(Dataset items)

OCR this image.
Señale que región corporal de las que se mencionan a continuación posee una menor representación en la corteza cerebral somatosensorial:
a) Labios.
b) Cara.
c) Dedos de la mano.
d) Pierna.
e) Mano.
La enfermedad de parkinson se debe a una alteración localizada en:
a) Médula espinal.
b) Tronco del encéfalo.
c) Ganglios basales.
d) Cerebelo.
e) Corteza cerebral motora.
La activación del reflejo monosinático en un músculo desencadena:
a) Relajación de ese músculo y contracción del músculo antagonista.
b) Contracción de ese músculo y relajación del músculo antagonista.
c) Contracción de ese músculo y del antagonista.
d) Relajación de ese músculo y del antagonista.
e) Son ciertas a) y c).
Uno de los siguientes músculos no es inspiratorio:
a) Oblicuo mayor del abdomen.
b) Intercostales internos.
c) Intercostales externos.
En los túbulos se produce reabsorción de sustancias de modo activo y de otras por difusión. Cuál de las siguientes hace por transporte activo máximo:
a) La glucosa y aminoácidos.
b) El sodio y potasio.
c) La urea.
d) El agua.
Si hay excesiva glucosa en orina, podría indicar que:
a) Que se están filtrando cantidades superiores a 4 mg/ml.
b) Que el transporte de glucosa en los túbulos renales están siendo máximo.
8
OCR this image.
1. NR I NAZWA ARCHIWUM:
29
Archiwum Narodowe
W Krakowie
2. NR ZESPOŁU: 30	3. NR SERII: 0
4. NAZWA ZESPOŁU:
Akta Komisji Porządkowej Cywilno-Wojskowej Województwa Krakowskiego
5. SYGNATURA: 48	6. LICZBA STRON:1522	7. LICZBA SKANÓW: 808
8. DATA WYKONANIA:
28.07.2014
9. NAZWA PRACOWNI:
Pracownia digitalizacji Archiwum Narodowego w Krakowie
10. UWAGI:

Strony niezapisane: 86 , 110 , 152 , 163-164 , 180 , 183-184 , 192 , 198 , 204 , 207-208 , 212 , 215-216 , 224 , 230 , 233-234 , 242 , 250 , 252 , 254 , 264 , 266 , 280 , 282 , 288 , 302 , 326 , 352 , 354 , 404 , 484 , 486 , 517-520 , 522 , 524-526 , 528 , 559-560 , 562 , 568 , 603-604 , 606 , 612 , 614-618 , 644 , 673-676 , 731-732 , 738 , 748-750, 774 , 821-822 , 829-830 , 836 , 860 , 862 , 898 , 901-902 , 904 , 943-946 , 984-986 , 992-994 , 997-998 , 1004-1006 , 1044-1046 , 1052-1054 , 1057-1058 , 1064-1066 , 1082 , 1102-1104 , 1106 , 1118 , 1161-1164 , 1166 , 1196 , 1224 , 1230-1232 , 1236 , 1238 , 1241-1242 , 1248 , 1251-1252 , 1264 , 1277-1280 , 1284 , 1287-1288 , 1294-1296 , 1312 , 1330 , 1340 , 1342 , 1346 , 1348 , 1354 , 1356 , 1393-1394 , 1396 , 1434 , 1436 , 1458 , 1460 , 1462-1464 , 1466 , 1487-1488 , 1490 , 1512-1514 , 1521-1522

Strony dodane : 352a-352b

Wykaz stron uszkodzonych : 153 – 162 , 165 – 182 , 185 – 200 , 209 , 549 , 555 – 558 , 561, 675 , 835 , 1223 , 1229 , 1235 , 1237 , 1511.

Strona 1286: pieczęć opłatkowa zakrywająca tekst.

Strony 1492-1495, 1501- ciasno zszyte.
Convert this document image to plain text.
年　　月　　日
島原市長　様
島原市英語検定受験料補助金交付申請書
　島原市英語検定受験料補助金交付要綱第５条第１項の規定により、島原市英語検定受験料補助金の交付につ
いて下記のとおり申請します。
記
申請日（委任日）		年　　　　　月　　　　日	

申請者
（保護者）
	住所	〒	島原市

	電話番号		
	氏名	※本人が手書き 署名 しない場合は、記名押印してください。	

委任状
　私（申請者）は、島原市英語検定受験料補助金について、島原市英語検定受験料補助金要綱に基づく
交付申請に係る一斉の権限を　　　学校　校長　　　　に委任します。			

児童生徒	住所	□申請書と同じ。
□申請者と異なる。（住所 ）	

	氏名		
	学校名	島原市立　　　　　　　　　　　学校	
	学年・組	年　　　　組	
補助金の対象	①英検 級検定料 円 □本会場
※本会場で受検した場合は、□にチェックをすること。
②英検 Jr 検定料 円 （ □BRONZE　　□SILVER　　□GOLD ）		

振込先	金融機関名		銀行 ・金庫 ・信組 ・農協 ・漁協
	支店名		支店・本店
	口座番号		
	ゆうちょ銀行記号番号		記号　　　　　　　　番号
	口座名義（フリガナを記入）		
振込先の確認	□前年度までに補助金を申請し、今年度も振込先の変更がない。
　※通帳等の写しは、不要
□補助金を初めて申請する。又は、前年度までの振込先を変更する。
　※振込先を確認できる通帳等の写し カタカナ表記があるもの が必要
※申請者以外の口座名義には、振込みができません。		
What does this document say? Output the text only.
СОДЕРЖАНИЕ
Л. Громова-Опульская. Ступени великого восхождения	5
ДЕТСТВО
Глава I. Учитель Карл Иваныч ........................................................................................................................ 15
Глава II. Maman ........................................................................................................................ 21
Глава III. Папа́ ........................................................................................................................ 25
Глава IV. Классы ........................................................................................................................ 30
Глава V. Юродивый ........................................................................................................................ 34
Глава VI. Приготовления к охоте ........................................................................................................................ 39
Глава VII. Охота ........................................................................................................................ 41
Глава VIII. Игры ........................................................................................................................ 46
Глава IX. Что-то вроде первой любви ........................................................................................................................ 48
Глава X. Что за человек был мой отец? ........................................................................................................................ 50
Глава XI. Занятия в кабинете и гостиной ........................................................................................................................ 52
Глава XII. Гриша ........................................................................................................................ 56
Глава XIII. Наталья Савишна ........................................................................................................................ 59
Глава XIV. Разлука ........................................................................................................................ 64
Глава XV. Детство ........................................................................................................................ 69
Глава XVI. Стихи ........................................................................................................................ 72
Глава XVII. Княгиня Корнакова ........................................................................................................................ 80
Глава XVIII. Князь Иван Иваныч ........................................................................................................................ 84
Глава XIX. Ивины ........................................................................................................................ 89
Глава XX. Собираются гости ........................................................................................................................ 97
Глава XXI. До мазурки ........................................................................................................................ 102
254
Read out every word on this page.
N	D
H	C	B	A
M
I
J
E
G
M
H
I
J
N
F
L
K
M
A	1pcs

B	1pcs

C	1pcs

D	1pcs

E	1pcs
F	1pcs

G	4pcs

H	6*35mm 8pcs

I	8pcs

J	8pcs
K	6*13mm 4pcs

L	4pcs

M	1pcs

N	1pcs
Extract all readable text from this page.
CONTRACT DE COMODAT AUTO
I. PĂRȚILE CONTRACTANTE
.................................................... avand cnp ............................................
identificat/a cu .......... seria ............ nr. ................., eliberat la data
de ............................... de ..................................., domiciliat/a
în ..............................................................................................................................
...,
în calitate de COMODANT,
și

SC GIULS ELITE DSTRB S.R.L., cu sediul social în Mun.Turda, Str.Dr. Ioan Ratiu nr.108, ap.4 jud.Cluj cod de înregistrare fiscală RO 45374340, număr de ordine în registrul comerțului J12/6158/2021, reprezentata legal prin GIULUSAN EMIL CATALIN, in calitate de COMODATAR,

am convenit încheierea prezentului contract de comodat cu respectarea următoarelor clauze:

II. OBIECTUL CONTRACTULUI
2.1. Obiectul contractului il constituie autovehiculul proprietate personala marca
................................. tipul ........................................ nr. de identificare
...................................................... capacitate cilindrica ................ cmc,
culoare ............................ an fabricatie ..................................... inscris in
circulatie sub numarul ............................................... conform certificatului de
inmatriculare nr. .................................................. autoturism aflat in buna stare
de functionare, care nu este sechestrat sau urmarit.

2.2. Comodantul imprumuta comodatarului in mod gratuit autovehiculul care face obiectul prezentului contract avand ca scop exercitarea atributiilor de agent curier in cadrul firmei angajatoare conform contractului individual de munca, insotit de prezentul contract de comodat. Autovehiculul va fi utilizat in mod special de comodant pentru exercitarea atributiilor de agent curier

# What you should do
Pull out all lines from the entries above that include the word "túbulos".

# Exercise answer
En los túbulos se produce reabsorción de sustancias de modo activo y de otras por difusión. Cuál de las siguientes hace por transporte activo máximo:
b) Que el transporte de glucosa en los túbulos renales están siendo máximo.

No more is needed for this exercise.